# Document passage start
I wonder if the wrong chair was sent? I myself would have sent the money back before sending a piece of work that was likely to damage my reputation (such as it is) irretrieveably. 
However, it will be interesting to find out what the maker says about this. 

In the interim I would document all calls, keep copies (dated) of ALL correspondence relevant to the chair, and send a letter (recorded delivery) as a notice of intent to the 'defendant' offering him a chance to remedy the situation. I believe the standard time frame for a response is 14 days, after which I would begin the recovery process, first with Paypal or credit card company, and if no joy there then with the small claims court. Should be a clear cut case.

Hope this helps, and good luck. 

Neil ( chippy - ex High Court Officer!!)


----------



## Woodwould (22 Oct 2008)

RobertMP":2l3c6qrn said:


> On the photography forum where I moderate we would not allow a thread like this where the individual or company is not present to defend themselves.
> 
> I don't know enough about the law to say what can legally bring trouble for the forum but I'd be inclined to play safe if it were my call.



Carl Holland is aware of this thread.


----------



## Woodwould (22 Oct 2008)

Digit":10bz089y said:


> Dickens commented that 'the law is a ass', and if posting those images causes the poster problems then Dickens was correct.
> If a tradesman's work can't stand scrutiny he should give the job up altogether IMO.
> 
> Roy.



Indeed. Hollands are fully aware of this thread and my complaint. I have said nothing libelous, just asked for peer opinion of the photos to gauge my course of action.
# Document passage end
# Available data start
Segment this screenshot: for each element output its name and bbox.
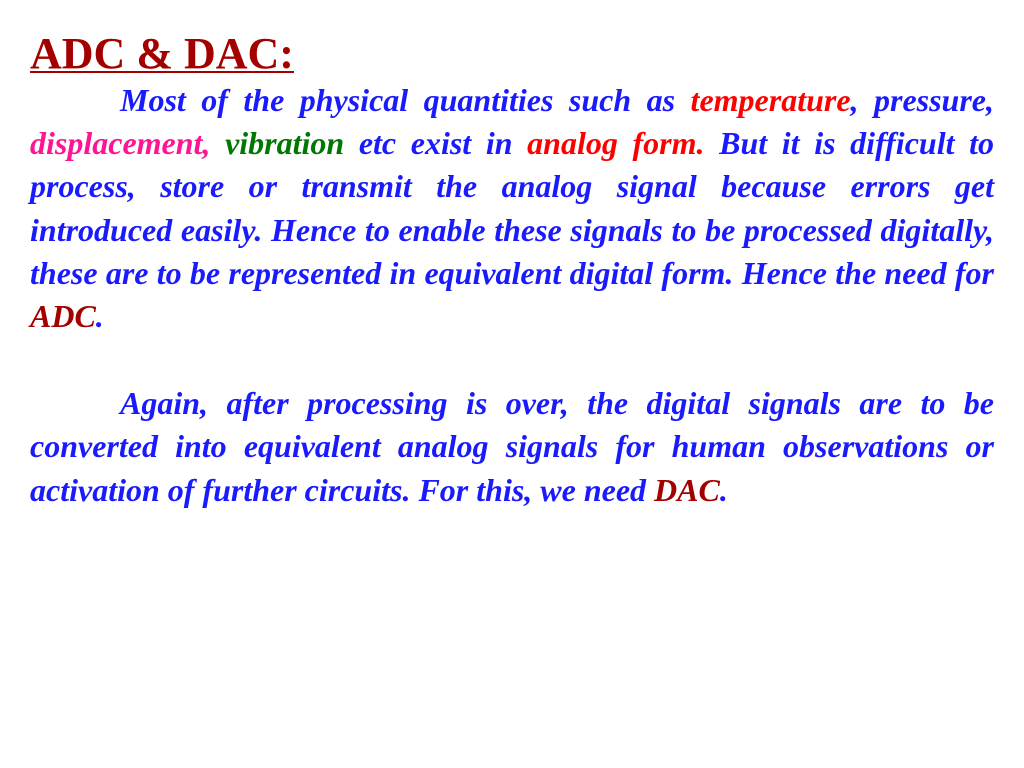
# Available data end
** Written task 1 **
Summarize the forum thread about the disputed chair in two sentences.
** Written task 2 **
Extend the forum thread about the disputed chair with the next post, starting right after Woodwould's reply about asking for peer opinion of the photos.

** Response 1 **
Neil advises documenting all calls, keeping dated copies of all correspondence, and sending a recorded-delivery notice of intent that gives the seller a chance to fix the problem, then pursuing recovery through PayPal or the credit card company and, failing that, the small claims court. Responding to concerns about discussing a maker who cannot defend himself, Woodwould says that Carl Holland and the Hollands know about the thread and the complaint, and that he has said nothing libelous and only asked for peer opinion of the photos.

** Response 2 **
----------



## Karl (22 Oct 2008)

RobertMP":36a8mcmu said:


> On the photography forum where I moderate we would not allow a thread like this where the individual or company is not present to defend themselves.



Can I ask why? WW feels (in my view rightly) aggrieved at the quality of the product he has received. He has tried to contact the manufacturer, but to no avail. If the manufacturer chooses not to respond on this forum, that is his choice.

Cheers

Karl


----------



## Jake (22 Oct 2008)

If something is true, it can't be libellous. Unless the photographs are false, there isn't much risk here for the OP or Charley as publisher (although whether he is willing to take any risk when he hasn't much to gain from his forum being used like this is up to him).

I wouldn't send it back - reject it, but it's theirs to collect at their expense - no reason for you to incur any more cost.


----------



## BradNaylor (23 Oct 2008)

Jake":3g7x6pme said:


> If something is true, it can't be libellous. Unless the photographs are false, there isn't much risk here for the OP or Charley as publisher


 
I am sure that Jake is quite correct; I am also sure that the OP has been treated shabbily by the chair maker. 

However, I worry from a forum member's point of view about the precedent being set regarding a new member pursuing a personal grievance in this way through these columns.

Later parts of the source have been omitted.